==== PROVIDED RECORDS
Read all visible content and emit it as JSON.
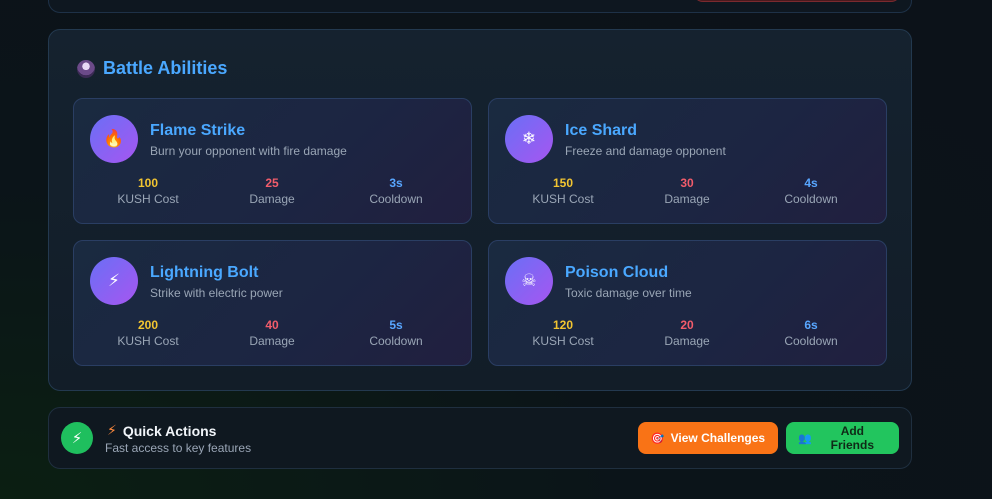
{
  "abilities_panel": {
    "title": "Battle Abilities",
    "icon": "ninja-avatar-icon",
    "abilities": [
      {
        "name": "Flame Strike",
        "description": "Burn your opponent with fire damage",
        "icon": "fire-icon",
        "icon_glyph": "🔥",
        "cost": "100",
        "cost_label": "KUSH Cost",
        "damage": "25",
        "damage_label": "Damage",
        "cooldown": "3s",
        "cooldown_label": "Cooldown"
      },
      {
        "name": "Ice Shard",
        "description": "Freeze and damage opponent",
        "icon": "snowflake-icon",
        "icon_glyph": "❄",
        "cost": "150",
        "cost_label": "KUSH Cost",
        "damage": "30",
        "damage_label": "Damage",
        "cooldown": "4s",
        "cooldown_label": "Cooldown"
      },
      {
        "name": "Lightning Bolt",
        "description": "Strike with electric power",
        "icon": "lightning-icon",
        "icon_glyph": "⚡",
        "cost": "200",
        "cost_label": "KUSH Cost",
        "damage": "40",
        "damage_label": "Damage",
        "cooldown": "5s",
        "cooldown_label": "Cooldown"
      },
      {
        "name": "Poison Cloud",
        "description": "Toxic damage over time",
        "icon": "skull-crossbones-icon",
        "icon_glyph": "☠",
        "cost": "120",
        "cost_label": "KUSH Cost",
        "damage": "20",
        "damage_label": "Damage",
        "cooldown": "6s",
        "cooldown_label": "Cooldown"
      }
    ]
  },
  "quick_actions": {
    "title": "Quick Actions",
    "subtitle": "Fast access to key features",
    "icon_glyph": "⚡",
    "view_challenges_label": "View Challenges",
    "add_friends_label": "Add Friends"
  },
  "colors": {
    "accent_blue": "#4aa8ff",
    "cost_yellow": "#f2c531",
    "damage_red": "#f25c6b",
    "cooldown_blue": "#58a6ff",
    "challenges_orange": "#f97316",
    "friends_green": "#22c55e"
  }
}
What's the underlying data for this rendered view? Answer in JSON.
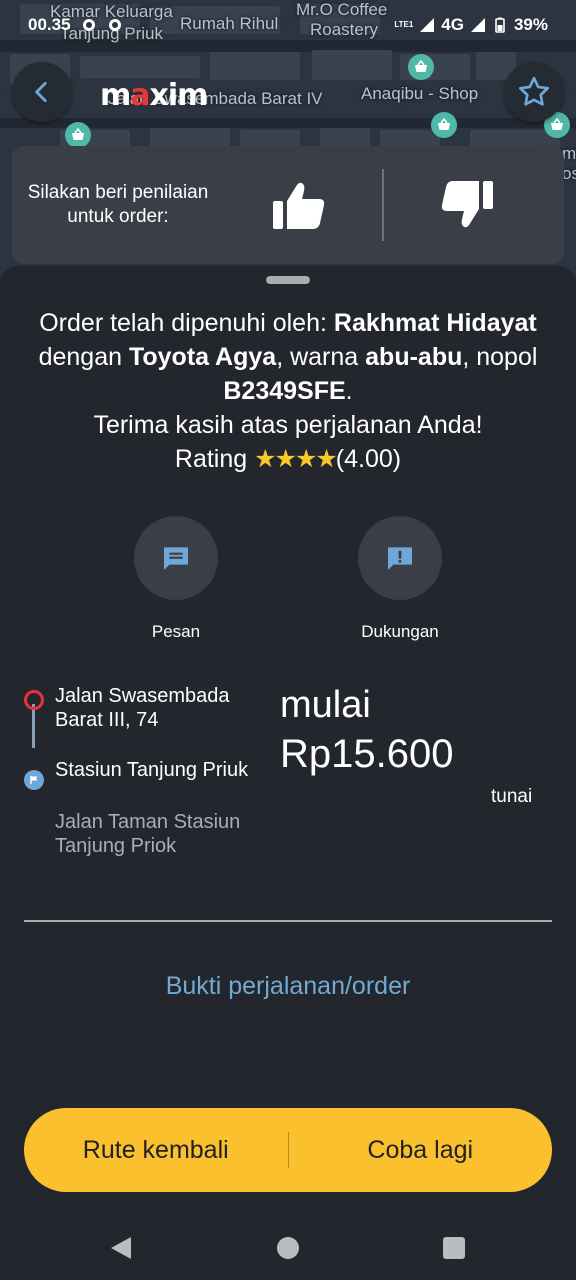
{
  "status_bar": {
    "time": "00.35",
    "network": "4G",
    "volte": "LTE1",
    "battery": "39%"
  },
  "map": {
    "labels": [
      "Kamar Keluarga",
      "Tanjung Priuk",
      "Rumah Rihul",
      "Mr.O Coffee",
      "Roastery",
      "Jalan Swasembada Barat IV",
      "Anaqibu - Shop",
      "Tomb",
      "os"
    ]
  },
  "header": {
    "logo_text": "maxim",
    "back_icon": "chevron-left-icon",
    "favorite_icon": "star-outline-icon"
  },
  "rating_prompt": {
    "text": "Silakan beri penilaian untuk order:",
    "like_icon": "thumbs-up-icon",
    "dislike_icon": "thumbs-down-icon"
  },
  "order": {
    "line1_prefix": "Order telah dipenuhi oleh: ",
    "driver_name": "Rakhmat Hidayat",
    "line2_prefix": "dengan ",
    "car_model": "Toyota Agya",
    "color_prefix": ", warna ",
    "car_color": "abu-abu",
    "plate_prefix": ", nopol",
    "plate": "B2349SFE",
    "plate_suffix": ".",
    "thanks": "Terima kasih atas perjalanan Anda!",
    "rating_label": "Rating ",
    "rating_stars": "★★★★",
    "rating_value": "(4.00)"
  },
  "actions": {
    "message_label": "Pesan",
    "support_label": "Dukungan"
  },
  "route": {
    "from": "Jalan Swasembada Barat III, 74",
    "to_name": "Stasiun Tanjung Priuk",
    "to_address": "Jalan Taman Stasiun Tanjung Priok"
  },
  "price": {
    "prefix": "mulai",
    "amount": "Rp15.600",
    "payment": "tunai"
  },
  "proof_link": "Bukti perjalanan/order",
  "bottom_buttons": {
    "return_route": "Rute kembali",
    "retry": "Coba lagi"
  },
  "colors": {
    "accent_yellow": "#fbc02d",
    "link_blue": "#72a9d2",
    "star_gold": "#f6c92a",
    "origin_red": "#e5323b"
  }
}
========
Write the entries above out in full, exactly, with no images.

= RESULT OF THE EXERCISE =
Read all visible content and emit it as JSON.
{
  "abilities_panel": {
    "title": "Battle Abilities",
    "icon": "ninja-avatar-icon",
    "abilities": [
      {
        "name": "Flame Strike",
        "description": "Burn your opponent with fire damage",
        "icon": "fire-icon",
        "icon_glyph": "🔥",
        "cost": "100",
        "cost_label": "KUSH Cost",
        "damage": "25",
        "damage_label": "Damage",
        "cooldown": "3s",
        "cooldown_label": "Cooldown"
      },
      {
        "name": "Ice Shard",
        "description": "Freeze and damage opponent",
        "icon": "snowflake-icon",
        "icon_glyph": "❄",
        "cost": "150",
        "cost_label": "KUSH Cost",
        "damage": "30",
        "damage_label": "Damage",
        "cooldown": "4s",
        "cooldown_label": "Cooldown"
      },
      {
        "name": "Lightning Bolt",
        "description": "Strike with electric power",
        "icon": "lightning-icon",
        "icon_glyph": "⚡",
        "cost": "200",
        "cost_label": "KUSH Cost",
        "damage": "40",
        "damage_label": "Damage",
        "cooldown": "5s",
        "cooldown_label": "Cooldown"
      },
      {
        "name": "Poison Cloud",
        "description": "Toxic damage over time",
        "icon": "skull-crossbones-icon",
        "icon_glyph": "☠",
        "cost": "120",
        "cost_label": "KUSH Cost",
        "damage": "20",
        "damage_label": "Damage",
        "cooldown": "6s",
        "cooldown_label": "Cooldown"
      }
    ]
  },
  "quick_actions": {
    "title": "Quick Actions",
    "subtitle": "Fast access to key features",
    "icon_glyph": "⚡",
    "view_challenges_label": "View Challenges",
    "add_friends_label": "Add Friends"
  },
  "colors": {
    "accent_blue": "#4aa8ff",
    "cost_yellow": "#f2c531",
    "damage_red": "#f25c6b",
    "cooldown_blue": "#58a6ff",
    "challenges_orange": "#f97316",
    "friends_green": "#22c55e"
  }
}
What's the underlying data for this rendered view? Answer in JSON.
{
  "status_bar": {
    "time": "00.35",
    "network": "4G",
    "volte": "LTE1",
    "battery": "39%"
  },
  "map": {
    "labels": [
      "Kamar Keluarga",
      "Tanjung Priuk",
      "Rumah Rihul",
      "Mr.O Coffee",
      "Roastery",
      "Jalan Swasembada Barat IV",
      "Anaqibu - Shop",
      "Tomb",
      "os"
    ]
  },
  "header": {
    "logo_text": "maxim",
    "back_icon": "chevron-left-icon",
    "favorite_icon": "star-outline-icon"
  },
  "rating_prompt": {
    "text": "Silakan beri penilaian untuk order:",
    "like_icon": "thumbs-up-icon",
    "dislike_icon": "thumbs-down-icon"
  },
  "order": {
    "line1_prefix": "Order telah dipenuhi oleh: ",
    "driver_name": "Rakhmat Hidayat",
    "line2_prefix": "dengan ",
    "car_model": "Toyota Agya",
    "color_prefix": ", warna ",
    "car_color": "abu-abu",
    "plate_prefix": ", nopol",
    "plate": "B2349SFE",
    "plate_suffix": ".",
    "thanks": "Terima kasih atas perjalanan Anda!",
    "rating_label": "Rating ",
    "rating_stars": "★★★★",
    "rating_value": "(4.00)"
  },
  "actions": {
    "message_label": "Pesan",
    "support_label": "Dukungan"
  },
  "route": {
    "from": "Jalan Swasembada Barat III, 74",
    "to_name": "Stasiun Tanjung Priuk",
    "to_address": "Jalan Taman Stasiun Tanjung Priok"
  },
  "price": {
    "prefix": "mulai",
    "amount": "Rp15.600",
    "payment": "tunai"
  },
  "proof_link": "Bukti perjalanan/order",
  "bottom_buttons": {
    "return_route": "Rute kembali",
    "retry": "Coba lagi"
  },
  "colors": {
    "accent_yellow": "#fbc02d",
    "link_blue": "#72a9d2",
    "star_gold": "#f6c92a",
    "origin_red": "#e5323b"
  }
}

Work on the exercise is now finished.